Structured figure records
____________

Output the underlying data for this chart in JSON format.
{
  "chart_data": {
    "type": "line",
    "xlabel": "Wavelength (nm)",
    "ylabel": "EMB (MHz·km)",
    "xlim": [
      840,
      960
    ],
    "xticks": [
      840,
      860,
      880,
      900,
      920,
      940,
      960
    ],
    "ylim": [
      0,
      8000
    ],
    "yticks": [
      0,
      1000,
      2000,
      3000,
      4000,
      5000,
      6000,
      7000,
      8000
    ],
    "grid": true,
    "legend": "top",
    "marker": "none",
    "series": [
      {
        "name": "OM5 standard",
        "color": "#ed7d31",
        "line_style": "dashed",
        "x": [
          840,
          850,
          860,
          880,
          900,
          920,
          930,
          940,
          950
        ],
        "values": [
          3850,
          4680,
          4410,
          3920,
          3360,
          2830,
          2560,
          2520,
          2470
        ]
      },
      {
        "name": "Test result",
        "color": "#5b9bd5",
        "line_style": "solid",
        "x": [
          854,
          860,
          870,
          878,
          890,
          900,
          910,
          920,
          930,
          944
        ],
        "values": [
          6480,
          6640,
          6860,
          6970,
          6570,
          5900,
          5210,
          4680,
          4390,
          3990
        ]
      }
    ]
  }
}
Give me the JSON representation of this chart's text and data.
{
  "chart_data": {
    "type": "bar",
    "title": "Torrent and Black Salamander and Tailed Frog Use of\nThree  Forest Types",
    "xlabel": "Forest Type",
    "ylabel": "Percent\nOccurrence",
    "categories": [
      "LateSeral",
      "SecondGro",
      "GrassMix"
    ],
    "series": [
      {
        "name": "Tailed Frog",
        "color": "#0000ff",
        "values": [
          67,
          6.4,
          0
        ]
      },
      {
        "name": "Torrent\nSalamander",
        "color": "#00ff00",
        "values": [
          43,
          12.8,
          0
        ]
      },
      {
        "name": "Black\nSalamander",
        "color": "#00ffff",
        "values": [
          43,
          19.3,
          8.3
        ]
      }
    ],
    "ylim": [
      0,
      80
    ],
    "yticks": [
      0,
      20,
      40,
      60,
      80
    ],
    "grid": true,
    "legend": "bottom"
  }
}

____________

Take the entries above and transcribe them exactly.

Output the underlying data for this chart in JSON format.
{
  "chart_data": {
    "type": "line",
    "xlabel": "Wavelength (nm)",
    "ylabel": "EMB (MHz·km)",
    "xlim": [
      840,
      960
    ],
    "xticks": [
      840,
      860,
      880,
      900,
      920,
      940,
      960
    ],
    "ylim": [
      0,
      8000
    ],
    "yticks": [
      0,
      1000,
      2000,
      3000,
      4000,
      5000,
      6000,
      7000,
      8000
    ],
    "grid": true,
    "legend": "top",
    "marker": "none",
    "series": [
      {
        "name": "OM5 standard",
        "color": "#ed7d31",
        "line_style": "dashed",
        "x": [
          840,
          850,
          860,
          880,
          900,
          920,
          930,
          940,
          950
        ],
        "values": [
          3850,
          4680,
          4410,
          3920,
          3360,
          2830,
          2560,
          2520,
          2470
        ]
      },
      {
        "name": "Test result",
        "color": "#5b9bd5",
        "line_style": "solid",
        "x": [
          854,
          860,
          870,
          878,
          890,
          900,
          910,
          920,
          930,
          944
        ],
        "values": [
          6480,
          6640,
          6860,
          6970,
          6570,
          5900,
          5210,
          4680,
          4390,
          3990
        ]
      }
    ]
  }
}
Give me the JSON representation of this chart's text and data.
{
  "chart_data": {
    "type": "bar",
    "title": "Torrent and Black Salamander and Tailed Frog Use of\nThree  Forest Types",
    "xlabel": "Forest Type",
    "ylabel": "Percent\nOccurrence",
    "categories": [
      "LateSeral",
      "SecondGro",
      "GrassMix"
    ],
    "series": [
      {
        "name": "Tailed Frog",
        "color": "#0000ff",
        "values": [
          67,
          6.4,
          0
        ]
      },
      {
        "name": "Torrent\nSalamander",
        "color": "#00ff00",
        "values": [
          43,
          12.8,
          0
        ]
      },
      {
        "name": "Black\nSalamander",
        "color": "#00ffff",
        "values": [
          43,
          19.3,
          8.3
        ]
      }
    ],
    "ylim": [
      0,
      80
    ],
    "yticks": [
      0,
      20,
      40,
      60,
      80
    ],
    "grid": true,
    "legend": "bottom"
  }
}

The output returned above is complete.